(GOAL OF THE EXERCISE)
Exact repetition of every entry is required.

(DATA PROVIDED)
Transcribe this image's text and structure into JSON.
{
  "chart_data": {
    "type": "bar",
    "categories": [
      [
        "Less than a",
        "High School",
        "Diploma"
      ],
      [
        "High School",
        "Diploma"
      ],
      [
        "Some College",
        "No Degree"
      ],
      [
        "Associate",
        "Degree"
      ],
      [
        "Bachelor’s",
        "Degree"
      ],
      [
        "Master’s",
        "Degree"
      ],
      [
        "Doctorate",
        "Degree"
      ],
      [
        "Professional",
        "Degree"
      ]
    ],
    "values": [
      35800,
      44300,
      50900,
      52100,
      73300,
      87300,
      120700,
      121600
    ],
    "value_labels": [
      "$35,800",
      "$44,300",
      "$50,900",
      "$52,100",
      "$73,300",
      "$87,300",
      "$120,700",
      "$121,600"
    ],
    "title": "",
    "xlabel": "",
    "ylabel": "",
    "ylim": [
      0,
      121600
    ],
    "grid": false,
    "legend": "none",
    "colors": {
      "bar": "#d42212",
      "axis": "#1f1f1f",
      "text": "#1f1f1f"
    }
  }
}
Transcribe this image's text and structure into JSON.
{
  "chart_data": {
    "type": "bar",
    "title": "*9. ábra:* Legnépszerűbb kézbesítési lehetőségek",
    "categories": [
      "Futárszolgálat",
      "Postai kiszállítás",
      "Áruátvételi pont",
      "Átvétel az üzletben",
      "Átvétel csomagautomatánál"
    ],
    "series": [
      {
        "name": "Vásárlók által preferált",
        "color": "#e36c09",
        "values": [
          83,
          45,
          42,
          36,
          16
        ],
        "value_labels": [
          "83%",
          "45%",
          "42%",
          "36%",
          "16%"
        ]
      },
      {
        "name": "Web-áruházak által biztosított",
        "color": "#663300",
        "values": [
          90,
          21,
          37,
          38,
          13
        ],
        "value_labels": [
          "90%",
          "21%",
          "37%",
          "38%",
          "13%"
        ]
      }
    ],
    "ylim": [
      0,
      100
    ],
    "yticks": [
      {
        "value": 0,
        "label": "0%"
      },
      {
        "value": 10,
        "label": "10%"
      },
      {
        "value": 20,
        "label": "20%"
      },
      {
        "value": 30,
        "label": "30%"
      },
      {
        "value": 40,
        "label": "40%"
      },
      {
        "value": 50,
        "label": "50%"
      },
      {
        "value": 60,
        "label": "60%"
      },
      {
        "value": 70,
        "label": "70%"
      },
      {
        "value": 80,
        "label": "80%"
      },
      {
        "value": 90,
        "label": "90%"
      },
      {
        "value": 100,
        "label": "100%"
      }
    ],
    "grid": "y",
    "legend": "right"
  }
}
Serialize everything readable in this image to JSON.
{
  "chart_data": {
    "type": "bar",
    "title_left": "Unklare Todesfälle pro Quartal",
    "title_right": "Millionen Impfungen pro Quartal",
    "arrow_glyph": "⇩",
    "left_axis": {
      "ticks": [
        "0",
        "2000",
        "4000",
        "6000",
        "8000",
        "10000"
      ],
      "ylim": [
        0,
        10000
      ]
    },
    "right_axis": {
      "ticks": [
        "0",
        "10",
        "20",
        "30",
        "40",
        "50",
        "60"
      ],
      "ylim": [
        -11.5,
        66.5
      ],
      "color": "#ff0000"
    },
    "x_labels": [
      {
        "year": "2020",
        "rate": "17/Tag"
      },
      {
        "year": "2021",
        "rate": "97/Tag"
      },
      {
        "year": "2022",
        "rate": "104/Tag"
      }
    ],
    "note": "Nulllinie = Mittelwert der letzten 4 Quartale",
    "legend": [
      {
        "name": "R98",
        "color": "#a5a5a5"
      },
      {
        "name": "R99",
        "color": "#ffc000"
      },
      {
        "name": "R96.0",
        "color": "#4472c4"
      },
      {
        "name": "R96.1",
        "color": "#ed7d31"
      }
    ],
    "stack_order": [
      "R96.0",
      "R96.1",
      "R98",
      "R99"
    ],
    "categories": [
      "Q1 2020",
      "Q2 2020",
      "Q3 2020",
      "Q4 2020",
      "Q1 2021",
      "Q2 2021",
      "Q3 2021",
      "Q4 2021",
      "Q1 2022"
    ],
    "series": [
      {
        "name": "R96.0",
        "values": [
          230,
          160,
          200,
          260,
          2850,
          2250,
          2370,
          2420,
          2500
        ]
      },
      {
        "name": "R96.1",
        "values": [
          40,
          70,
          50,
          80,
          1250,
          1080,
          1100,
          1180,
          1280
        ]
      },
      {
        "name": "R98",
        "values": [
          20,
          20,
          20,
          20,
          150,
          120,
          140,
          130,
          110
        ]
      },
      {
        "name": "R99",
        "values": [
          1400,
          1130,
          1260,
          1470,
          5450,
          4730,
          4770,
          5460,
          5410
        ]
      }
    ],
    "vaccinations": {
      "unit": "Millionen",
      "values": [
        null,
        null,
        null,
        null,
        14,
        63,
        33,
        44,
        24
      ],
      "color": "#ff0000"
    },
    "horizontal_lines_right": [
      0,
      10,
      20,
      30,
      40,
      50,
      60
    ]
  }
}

(THE SOLUTION)
Transcribe this image's text and structure into JSON.
{
  "chart_data": {
    "type": "bar",
    "categories": [
      [
        "Less than a",
        "High School",
        "Diploma"
      ],
      [
        "High School",
        "Diploma"
      ],
      [
        "Some College",
        "No Degree"
      ],
      [
        "Associate",
        "Degree"
      ],
      [
        "Bachelor’s",
        "Degree"
      ],
      [
        "Master’s",
        "Degree"
      ],
      [
        "Doctorate",
        "Degree"
      ],
      [
        "Professional",
        "Degree"
      ]
    ],
    "values": [
      35800,
      44300,
      50900,
      52100,
      73300,
      87300,
      120700,
      121600
    ],
    "value_labels": [
      "$35,800",
      "$44,300",
      "$50,900",
      "$52,100",
      "$73,300",
      "$87,300",
      "$120,700",
      "$121,600"
    ],
    "title": "",
    "xlabel": "",
    "ylabel": "",
    "ylim": [
      0,
      121600
    ],
    "grid": false,
    "legend": "none",
    "colors": {
      "bar": "#d42212",
      "axis": "#1f1f1f",
      "text": "#1f1f1f"
    }
  }
}
Transcribe this image's text and structure into JSON.
{
  "chart_data": {
    "type": "bar",
    "title": "*9. ábra:* Legnépszerűbb kézbesítési lehetőségek",
    "categories": [
      "Futárszolgálat",
      "Postai kiszállítás",
      "Áruátvételi pont",
      "Átvétel az üzletben",
      "Átvétel csomagautomatánál"
    ],
    "series": [
      {
        "name": "Vásárlók által preferált",
        "color": "#e36c09",
        "values": [
          83,
          45,
          42,
          36,
          16
        ],
        "value_labels": [
          "83%",
          "45%",
          "42%",
          "36%",
          "16%"
        ]
      },
      {
        "name": "Web-áruházak által biztosított",
        "color": "#663300",
        "values": [
          90,
          21,
          37,
          38,
          13
        ],
        "value_labels": [
          "90%",
          "21%",
          "37%",
          "38%",
          "13%"
        ]
      }
    ],
    "ylim": [
      0,
      100
    ],
    "yticks": [
      {
        "value": 0,
        "label": "0%"
      },
      {
        "value": 10,
        "label": "10%"
      },
      {
        "value": 20,
        "label": "20%"
      },
      {
        "value": 30,
        "label": "30%"
      },
      {
        "value": 40,
        "label": "40%"
      },
      {
        "value": 50,
        "label": "50%"
      },
      {
        "value": 60,
        "label": "60%"
      },
      {
        "value": 70,
        "label": "70%"
      },
      {
        "value": 80,
        "label": "80%"
      },
      {
        "value": 90,
        "label": "90%"
      },
      {
        "value": 100,
        "label": "100%"
      }
    ],
    "grid": "y",
    "legend": "right"
  }
}
Serialize everything readable in this image to JSON.
{
  "chart_data": {
    "type": "bar",
    "title_left": "Unklare Todesfälle pro Quartal",
    "title_right": "Millionen Impfungen pro Quartal",
    "arrow_glyph": "⇩",
    "left_axis": {
      "ticks": [
        "0",
        "2000",
        "4000",
        "6000",
        "8000",
        "10000"
      ],
      "ylim": [
        0,
        10000
      ]
    },
    "right_axis": {
      "ticks": [
        "0",
        "10",
        "20",
        "30",
        "40",
        "50",
        "60"
      ],
      "ylim": [
        -11.5,
        66.5
      ],
      "color": "#ff0000"
    },
    "x_labels": [
      {
        "year": "2020",
        "rate": "17/Tag"
      },
      {
        "year": "2021",
        "rate": "97/Tag"
      },
      {
        "year": "2022",
        "rate": "104/Tag"
      }
    ],
    "note": "Nulllinie = Mittelwert der letzten 4 Quartale",
    "legend": [
      {
        "name": "R98",
        "color": "#a5a5a5"
      },
      {
        "name": "R99",
        "color": "#ffc000"
      },
      {
        "name": "R96.0",
        "color": "#4472c4"
      },
      {
        "name": "R96.1",
        "color": "#ed7d31"
      }
    ],
    "stack_order": [
      "R96.0",
      "R96.1",
      "R98",
      "R99"
    ],
    "categories": [
      "Q1 2020",
      "Q2 2020",
      "Q3 2020",
      "Q4 2020",
      "Q1 2021",
      "Q2 2021",
      "Q3 2021",
      "Q4 2021",
      "Q1 2022"
    ],
    "series": [
      {
        "name": "R96.0",
        "values": [
          230,
          160,
          200,
          260,
          2850,
          2250,
          2370,
          2420,
          2500
        ]
      },
      {
        "name": "R96.1",
        "values": [
          40,
          70,
          50,
          80,
          1250,
          1080,
          1100,
          1180,
          1280
        ]
      },
      {
        "name": "R98",
        "values": [
          20,
          20,
          20,
          20,
          150,
          120,
          140,
          130,
          110
        ]
      },
      {
        "name": "R99",
        "values": [
          1400,
          1130,
          1260,
          1470,
          5450,
          4730,
          4770,
          5460,
          5410
        ]
      }
    ],
    "vaccinations": {
      "unit": "Millionen",
      "values": [
        null,
        null,
        null,
        null,
        14,
        63,
        33,
        44,
        24
      ],
      "color": "#ff0000"
    },
    "horizontal_lines_right": [
      0,
      10,
      20,
      30,
      40,
      50,
      60
    ]
  }
}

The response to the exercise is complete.